Les possibilités limitées de donation

On rappellera que le concessionnaire ne dispose pas d’un droit de propriété sur la parcelle concédée mais d’un droit de jouissance, alors qu’il dispose d’un droit de propriété sur les objets et monuments situés sur cette parcelle. On parle d’un droit réel immobilier d’une nature particulière, (TC 6 juillet 1981 Jacquot : Rec. CE, p. 507). En toute hypothèse, toute cession à titre onéreux d’une concession funéraire est prohibée.

En effet, la concession funéraire est hors-commerce, au sens de l’art. 1162 du Code civil (Cass. req., 7 avr. 1857 : DP 1857, I, p. 311. - Cass. Civ. 11 avr. 1938 : DH 1938. 321. - CA Amiens 28 octobre 1992 : JCP éd. N 1993, II, p. 383 note J. Hérail. - Cass. 1re civ. 25 mars 1958 Py/Roger, Bull. 1958, n° 178). A priori, seul le fondateur de la concession peut opérer une donation (D. Dutrieux, "La transmission des sépultures" : JCP N 2000, p. 1655 ; voir également D. Dutrieux, "Opérations funéraires" : JurisClasseur Collectivités territoriales, Fascicule 717, § 173). Dans ce cas, le formalisme de l’art. 931 du Code civil s’impose alors, un don manuel ou une donation indirecte étant en la matière inconcevable.

En outre, une réponse ministérielle semble conditionner la faculté de donation par le concessionnaire au fait que l’acte administratif accordant la concession et le règlement municipal ne l’interdisent pas (Rép. Min. n° 588, JO : Sénat du 25 avril 2013 – "Renonciation aux droits sur une concession funéraire", M. Jean-Pierre Sueur). Néanmoins, on trouve également dans cette même doctrine administrative, que le maire ne pourrait refuser l’opération que pour des moyens tirés de l’ordre public (Rép. min. n° 47007 : JOAN Q 26 octobre 1992, p. 4920).

-----

= Consigne 1 =
Extrayez tel quel l'intégralité du texte sur la donation des concessions funéraires.

-----

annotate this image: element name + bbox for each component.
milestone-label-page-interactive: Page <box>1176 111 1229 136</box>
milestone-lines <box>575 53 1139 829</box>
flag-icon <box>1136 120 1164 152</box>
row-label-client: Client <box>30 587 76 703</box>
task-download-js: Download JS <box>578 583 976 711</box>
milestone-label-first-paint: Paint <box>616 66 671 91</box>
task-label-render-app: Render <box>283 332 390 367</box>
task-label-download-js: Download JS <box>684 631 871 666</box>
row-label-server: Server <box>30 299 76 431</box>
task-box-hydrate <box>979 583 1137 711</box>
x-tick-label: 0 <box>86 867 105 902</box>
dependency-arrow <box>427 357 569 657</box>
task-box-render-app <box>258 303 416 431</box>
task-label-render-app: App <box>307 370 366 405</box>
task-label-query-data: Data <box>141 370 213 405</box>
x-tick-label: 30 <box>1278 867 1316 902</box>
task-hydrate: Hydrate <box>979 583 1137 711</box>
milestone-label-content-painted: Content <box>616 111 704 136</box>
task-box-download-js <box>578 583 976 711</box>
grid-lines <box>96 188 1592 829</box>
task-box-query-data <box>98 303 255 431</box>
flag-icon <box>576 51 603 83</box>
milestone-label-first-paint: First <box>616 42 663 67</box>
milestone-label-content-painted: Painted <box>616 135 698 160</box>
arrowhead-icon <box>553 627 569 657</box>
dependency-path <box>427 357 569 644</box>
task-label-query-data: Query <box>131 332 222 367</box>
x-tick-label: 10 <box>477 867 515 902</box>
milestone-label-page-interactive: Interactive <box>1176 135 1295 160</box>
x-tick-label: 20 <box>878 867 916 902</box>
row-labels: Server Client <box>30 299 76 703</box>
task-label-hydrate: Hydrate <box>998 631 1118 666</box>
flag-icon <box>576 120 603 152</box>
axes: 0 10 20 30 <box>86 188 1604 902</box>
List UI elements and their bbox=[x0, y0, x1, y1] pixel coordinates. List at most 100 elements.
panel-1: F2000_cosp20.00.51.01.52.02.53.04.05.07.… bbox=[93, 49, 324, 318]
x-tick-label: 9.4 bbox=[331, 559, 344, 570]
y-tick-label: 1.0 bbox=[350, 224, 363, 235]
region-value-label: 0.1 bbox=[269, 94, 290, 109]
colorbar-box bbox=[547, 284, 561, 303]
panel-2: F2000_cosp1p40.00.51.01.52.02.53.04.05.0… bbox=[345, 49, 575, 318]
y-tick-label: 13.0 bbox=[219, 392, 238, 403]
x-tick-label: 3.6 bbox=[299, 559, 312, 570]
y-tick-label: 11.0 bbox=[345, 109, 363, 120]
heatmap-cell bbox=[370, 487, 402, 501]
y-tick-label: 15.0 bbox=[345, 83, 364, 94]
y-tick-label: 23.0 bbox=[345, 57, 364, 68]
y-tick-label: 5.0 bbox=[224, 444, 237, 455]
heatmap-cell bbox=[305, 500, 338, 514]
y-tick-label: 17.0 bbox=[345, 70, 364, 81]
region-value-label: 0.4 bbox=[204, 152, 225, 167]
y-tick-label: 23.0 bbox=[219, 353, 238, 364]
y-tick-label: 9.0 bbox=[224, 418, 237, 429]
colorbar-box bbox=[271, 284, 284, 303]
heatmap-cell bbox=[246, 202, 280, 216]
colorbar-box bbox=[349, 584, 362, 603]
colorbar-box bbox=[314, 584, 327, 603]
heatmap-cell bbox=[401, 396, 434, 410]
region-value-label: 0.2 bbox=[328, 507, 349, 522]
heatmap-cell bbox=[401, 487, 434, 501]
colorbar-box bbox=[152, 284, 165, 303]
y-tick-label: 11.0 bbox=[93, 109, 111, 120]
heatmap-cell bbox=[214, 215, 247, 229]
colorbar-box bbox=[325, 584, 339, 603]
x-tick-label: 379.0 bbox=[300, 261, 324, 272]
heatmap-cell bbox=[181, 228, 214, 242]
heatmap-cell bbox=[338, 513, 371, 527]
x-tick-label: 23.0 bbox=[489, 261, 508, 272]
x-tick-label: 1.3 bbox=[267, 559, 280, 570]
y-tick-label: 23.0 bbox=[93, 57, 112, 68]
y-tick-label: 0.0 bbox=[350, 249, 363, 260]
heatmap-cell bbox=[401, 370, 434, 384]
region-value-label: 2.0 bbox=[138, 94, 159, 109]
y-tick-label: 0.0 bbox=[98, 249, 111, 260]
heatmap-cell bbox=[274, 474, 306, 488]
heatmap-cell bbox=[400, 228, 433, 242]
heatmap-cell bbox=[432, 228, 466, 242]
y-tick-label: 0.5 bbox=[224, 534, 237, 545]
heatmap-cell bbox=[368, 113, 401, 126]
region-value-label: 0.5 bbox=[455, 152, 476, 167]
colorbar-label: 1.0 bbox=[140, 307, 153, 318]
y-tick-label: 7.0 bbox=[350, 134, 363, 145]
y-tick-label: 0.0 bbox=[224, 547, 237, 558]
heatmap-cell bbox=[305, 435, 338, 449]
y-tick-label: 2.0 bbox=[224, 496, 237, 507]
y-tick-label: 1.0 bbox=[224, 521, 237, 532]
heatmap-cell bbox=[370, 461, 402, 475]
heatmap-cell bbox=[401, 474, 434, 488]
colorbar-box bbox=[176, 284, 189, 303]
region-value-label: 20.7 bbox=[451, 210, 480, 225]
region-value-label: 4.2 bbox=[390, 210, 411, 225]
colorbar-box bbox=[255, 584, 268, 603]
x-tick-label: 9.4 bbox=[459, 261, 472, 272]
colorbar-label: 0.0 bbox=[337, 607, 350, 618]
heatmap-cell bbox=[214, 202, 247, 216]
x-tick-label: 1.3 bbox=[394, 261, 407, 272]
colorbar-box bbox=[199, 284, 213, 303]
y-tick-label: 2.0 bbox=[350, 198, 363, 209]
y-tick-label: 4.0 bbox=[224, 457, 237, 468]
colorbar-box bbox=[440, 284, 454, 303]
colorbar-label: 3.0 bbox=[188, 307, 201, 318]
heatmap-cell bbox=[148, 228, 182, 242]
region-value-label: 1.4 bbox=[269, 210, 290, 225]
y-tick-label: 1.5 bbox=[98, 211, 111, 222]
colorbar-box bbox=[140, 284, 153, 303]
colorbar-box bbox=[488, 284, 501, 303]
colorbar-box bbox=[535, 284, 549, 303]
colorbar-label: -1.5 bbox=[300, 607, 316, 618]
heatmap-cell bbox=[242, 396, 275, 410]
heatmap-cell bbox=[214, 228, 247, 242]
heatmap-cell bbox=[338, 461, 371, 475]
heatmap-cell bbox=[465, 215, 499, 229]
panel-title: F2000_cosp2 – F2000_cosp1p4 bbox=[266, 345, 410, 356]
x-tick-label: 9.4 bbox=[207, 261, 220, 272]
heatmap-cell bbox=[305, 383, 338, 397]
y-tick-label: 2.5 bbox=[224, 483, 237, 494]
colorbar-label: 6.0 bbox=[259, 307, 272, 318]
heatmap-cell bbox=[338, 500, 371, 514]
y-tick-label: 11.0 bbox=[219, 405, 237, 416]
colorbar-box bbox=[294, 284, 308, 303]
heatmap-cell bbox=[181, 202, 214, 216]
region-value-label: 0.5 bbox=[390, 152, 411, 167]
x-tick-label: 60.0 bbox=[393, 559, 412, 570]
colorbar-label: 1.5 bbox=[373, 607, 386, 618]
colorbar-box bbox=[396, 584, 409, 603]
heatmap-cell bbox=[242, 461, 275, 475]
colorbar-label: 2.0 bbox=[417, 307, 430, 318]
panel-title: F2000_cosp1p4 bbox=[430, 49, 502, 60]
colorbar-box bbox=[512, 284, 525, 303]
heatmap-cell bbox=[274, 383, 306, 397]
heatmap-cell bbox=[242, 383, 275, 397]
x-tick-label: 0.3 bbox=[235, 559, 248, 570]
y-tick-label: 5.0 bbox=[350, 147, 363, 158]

-----

= Consigne 2 =
Dans les entrées, du début jusqu'à la ligne contenant « dependency-path <box>427 357 569 644</box> » incluse, remplacez « flag-icon » par « marker-icon » sans rien modifier d'autre, puis donnez seulement ces lignes.

= Résultat attendu 1 =
Les possibilités limitées de donation

On rappellera que le concessionnaire ne dispose pas d’un droit de propriété sur la parcelle concédée mais d’un droit de jouissance, alors qu’il dispose d’un droit de propriété sur les objets et monuments situés sur cette parcelle. On parle d’un droit réel immobilier d’une nature particulière, (TC 6 juillet 1981 Jacquot : Rec. CE, p. 507). En toute hypothèse, toute cession à titre onéreux d’une concession funéraire est prohibée.

En effet, la concession funéraire est hors-commerce, au sens de l’art. 1162 du Code civil (Cass. req., 7 avr. 1857 : DP 1857, I, p. 311. - Cass. Civ. 11 avr. 1938 : DH 1938. 321. - CA Amiens 28 octobre 1992 : JCP éd. N 1993, II, p. 383 note J. Hérail. - Cass. 1re civ. 25 mars 1958 Py/Roger, Bull. 1958, n° 178). A priori, seul le fondateur de la concession peut opérer une donation (D. Dutrieux, "La transmission des sépultures" : JCP N 2000, p. 1655 ; voir également D. Dutrieux, "Opérations funéraires" : JurisClasseur Collectivités territoriales, Fascicule 717, § 173). Dans ce cas, le formalisme de l’art. 931 du Code civil s’impose alors, un don manuel ou une donation indirecte étant en la matière inconcevable.

En outre, une réponse ministérielle semble conditionner la faculté de donation par le concessionnaire au fait que l’acte administratif accordant la concession et le règlement municipal ne l’interdisent pas (Rép. Min. n° 588, JO : Sénat du 25 avril 2013 – "Renonciation aux droits sur une concession funéraire", M. Jean-Pierre Sueur). Néanmoins, on trouve également dans cette même doctrine administrative, que le maire ne pourrait refuser l’opération que pour des moyens tirés de l’ordre public (Rép. min. n° 47007 : JOAN Q 26 octobre 1992, p. 4920).

= Résultat attendu 2 =
annotate this image: element name + bbox for each component.
milestone-label-page-interactive: Page <box>1176 111 1229 136</box>
milestone-lines <box>575 53 1139 829</box>
marker-icon <box>1136 120 1164 152</box>
row-label-client: Client <box>30 587 76 703</box>
task-download-js: Download JS <box>578 583 976 711</box>
milestone-label-first-paint: Paint <box>616 66 671 91</box>
task-label-render-app: Render <box>283 332 390 367</box>
task-label-download-js: Download JS <box>684 631 871 666</box>
row-label-server: Server <box>30 299 76 431</box>
task-box-hydrate <box>979 583 1137 711</box>
x-tick-label: 0 <box>86 867 105 902</box>
dependency-arrow <box>427 357 569 657</box>
task-box-render-app <box>258 303 416 431</box>
task-label-render-app: App <box>307 370 366 405</box>
task-label-query-data: Data <box>141 370 213 405</box>
x-tick-label: 30 <box>1278 867 1316 902</box>
task-hydrate: Hydrate <box>979 583 1137 711</box>
milestone-label-content-painted: Content <box>616 111 704 136</box>
task-box-download-js <box>578 583 976 711</box>
grid-lines <box>96 188 1592 829</box>
task-box-query-data <box>98 303 255 431</box>
marker-icon <box>576 51 603 83</box>
milestone-label-first-paint: First <box>616 42 663 67</box>
milestone-label-content-painted: Painted <box>616 135 698 160</box>
arrowhead-icon <box>553 627 569 657</box>
dependency-path <box>427 357 569 644</box>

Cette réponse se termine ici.